→ WHAT IS NEEDED:
Review the material line by line. Identify and copy every line that contains the string "xlabel".

→ Data listing:
-- START --

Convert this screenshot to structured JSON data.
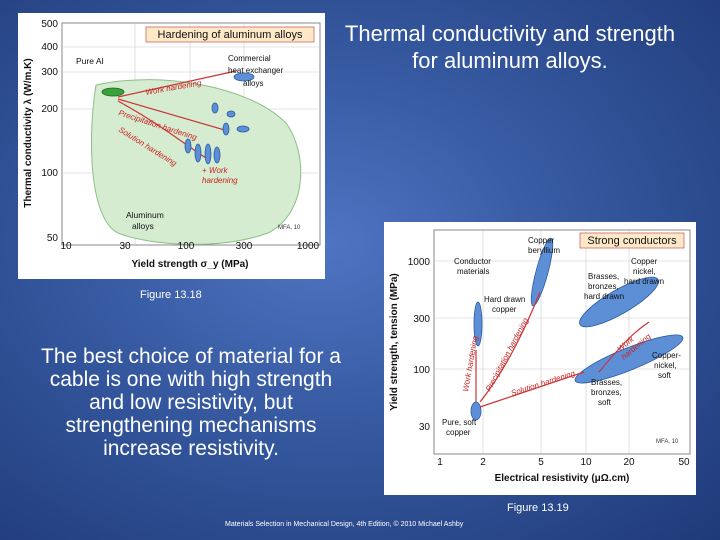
{
  "slide": {
    "title": "Thermal conductivity and strength for aluminum alloys.",
    "body": "The best choice of material for a cable is one with high strength and low resistivity, but strengthening mechanisms increase resistivity.",
    "footer": "Materials Selection in Mechanical Design, 4th Edition, © 2010 Michael Ashby",
    "figure1_caption": "Figure 13.18",
    "figure2_caption": "Figure 13.19"
  },
  "figure1": {
    "banner": "Hardening of aluminum alloys",
    "ylabel": "Thermal conductivity λ (W/m.K)",
    "xlabel": "Yield strength σ_y (MPa)",
    "xticks": [
      "10",
      "30",
      "100",
      "300",
      "1000"
    ],
    "yticks": [
      "50",
      "100",
      "200",
      "300",
      "400",
      "500"
    ],
    "labels": {
      "pure_al": "Pure Al",
      "commercial_1": "Commercial",
      "commercial_2": "heat exchanger",
      "commercial_3": "alloys",
      "work_hardening": "Work hardening",
      "precipitation_hardening": "Precipitation hardening",
      "solution_hardening": "Solution hardening",
      "work_hardening_2a": "+ Work",
      "work_hardening_2b": "hardening",
      "aluminum_alloys_1": "Aluminum",
      "aluminum_alloys_2": "alloys",
      "credit": "MFA, 10"
    }
  },
  "figure2": {
    "banner": "Strong conductors",
    "ylabel": "Yield strength, tension (MPa)",
    "xlabel": "Electrical resistivity (μΩ.cm)",
    "xticks": [
      "1",
      "2",
      "5",
      "10",
      "20",
      "50"
    ],
    "yticks": [
      "30",
      "100",
      "300",
      "1000"
    ],
    "labels": {
      "copper_beryllium_1": "Copper",
      "copper_beryllium_2": "beryllium",
      "conductor_1": "Conductor",
      "conductor_2": "materials",
      "hard_drawn_copper_1": "Hard drawn",
      "hard_drawn_copper_2": "copper",
      "brasses_hard_1": "Brasses,",
      "brasses_hard_2": "bronzes,",
      "brasses_hard_3": "hard drawn",
      "cupronickel_hard_1": "Copper",
      "cupronickel_hard_2": "nickel,",
      "cupronickel_hard_3": "hard drawn",
      "work_hardening": "Work hardening",
      "precipitation_hardening": "Precipitation hardening",
      "solution_hardening": "Solution hardening",
      "work_hardening_right_1": "Work",
      "work_hardening_right_2": "hardening",
      "cupronickel_soft_1": "Copper-",
      "cupronickel_soft_2": "nickel,",
      "cupronickel_soft_3": "soft",
      "brasses_soft_1": "Brasses,",
      "brasses_soft_2": "bronzes,",
      "brasses_soft_3": "soft",
      "pure_copper_1": "Pure, soft",
      "pure_copper_2": "copper",
      "credit": "MFA, 10"
    }
  }
}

-- END --

→ EXERCISE RESPONSE:
    "xlabel": "Yield strength σ_y (MPa)",
    "xlabel": "Electrical resistivity (μΩ.cm)",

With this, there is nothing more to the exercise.